■ **Requirements**
For each line below that includes the word "image", make a copy.

■ **Listed entries**
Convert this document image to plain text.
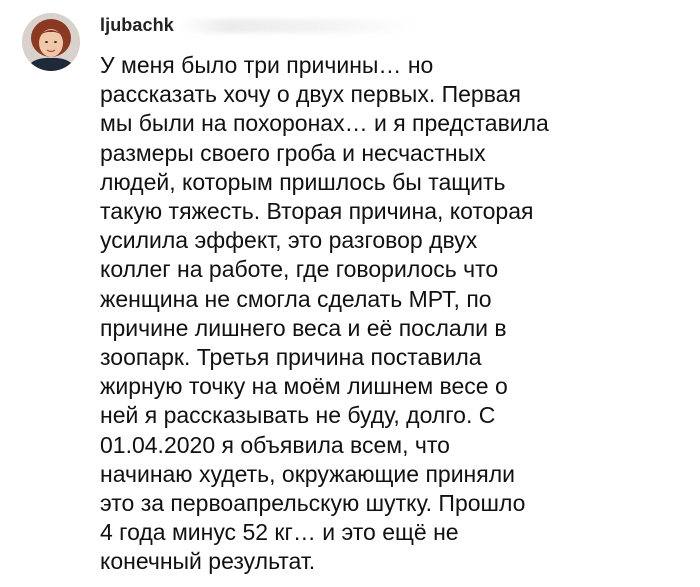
ljubachk

У меня было три причины… но
рассказать хочу о двух первых. Первая
мы были на похоронах… и я представила
размеры своего гроба и несчастных
людей, которым пришлось бы тащить
такую тяжесть. Вторая причина, которая
усилила эффект, это разговор двух
коллег на работе, где говорилось что
женщина не смогла сделать МРТ, по
причине лишнего веса и её послали в
зоопарк. Третья причина поставила
жирную точку на моём лишнем весе о
ней я рассказывать не буду, долго. С
01.04.2020 я объявила всем, что
начинаю худеть, окружающие приняли
это за первоапрельскую шутку. Прошло
4 года минус 52 кг… и это ещё не
конечный результат.
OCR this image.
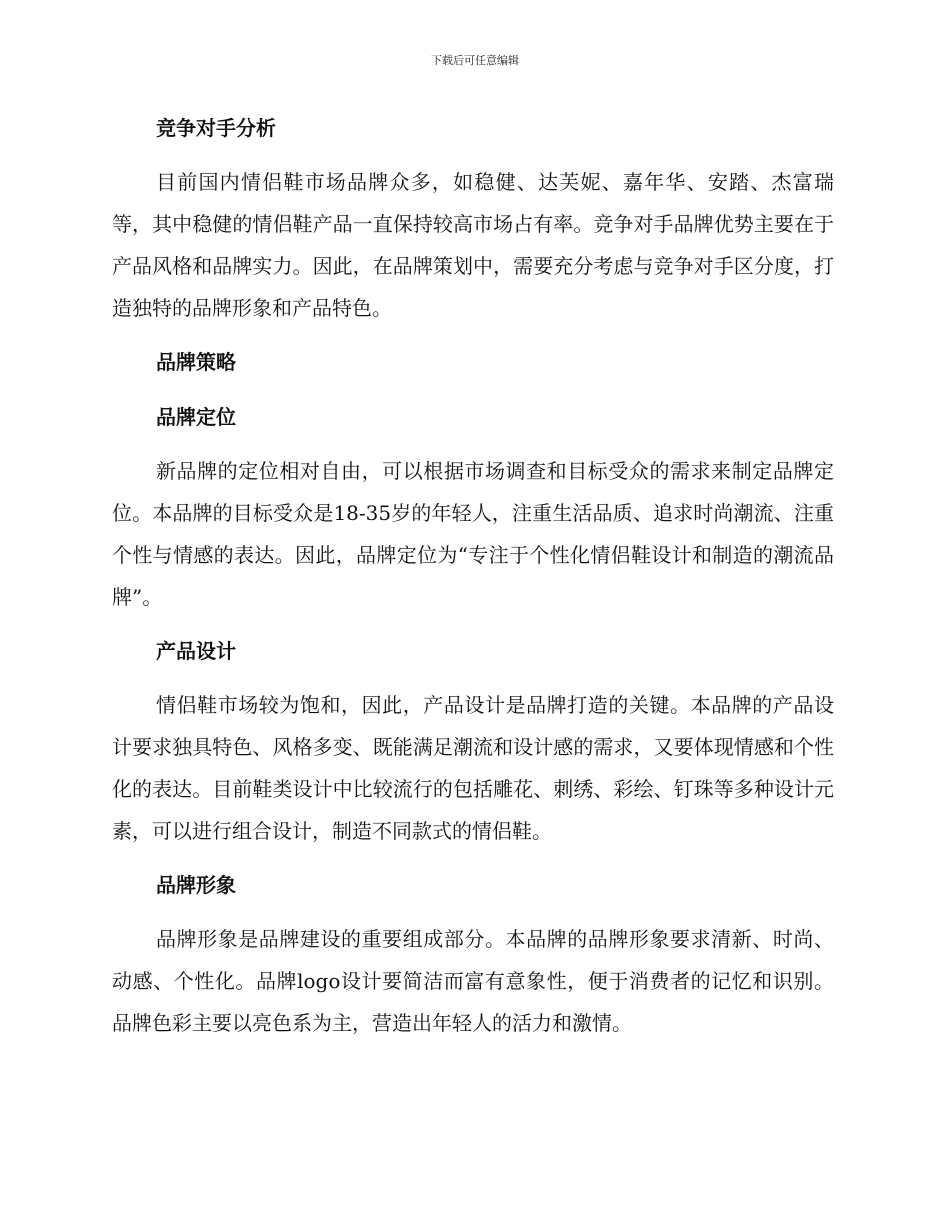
下载后可任意编辑
竞争对手分析

目前国内情侣鞋市场品牌众多，如稳健、达芙妮、嘉年华、安踏、杰富瑞等，其中稳健的情侣鞋产品一直保持较高市场占有率。竞争对手品牌优势主要在于产品风格和品牌实力。因此，在品牌策划中，需要充分考虑与竞争对手区分度，打造独特的品牌形象和产品特色。

品牌策略
品牌定位

新品牌的定位相对自由，可以根据市场调查和目标受众的需求来制定品牌定位。本品牌的目标受众是18-35岁的年轻人，注重生活品质、追求时尚潮流、注重个性与情感的表达。因此，品牌定位为“专注于个性化情侣鞋设计和制造的潮流品牌”。

产品设计

情侣鞋市场较为饱和，因此，产品设计是品牌打造的关键。本品牌的产品设计要求独具特色、风格多变、既能满足潮流和设计感的需求，又要体现情感和个性化的表达。目前鞋类设计中比较流行的包括雕花、刺绣、彩绘、钉珠等多种设计元素，可以进行组合设计，制造不同款式的情侣鞋。

品牌形象

品牌形象是品牌建设的重要组成部分。本品牌的品牌形象要求清新、时尚、动感、个性化。品牌logo设计要简洁而富有意象性，便于消费者的记忆和识别。品牌色彩主要以亮色系为主，营造出年轻人的活力和激情。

■ **Task output**
Convert this document image to plain text.
OCR this image.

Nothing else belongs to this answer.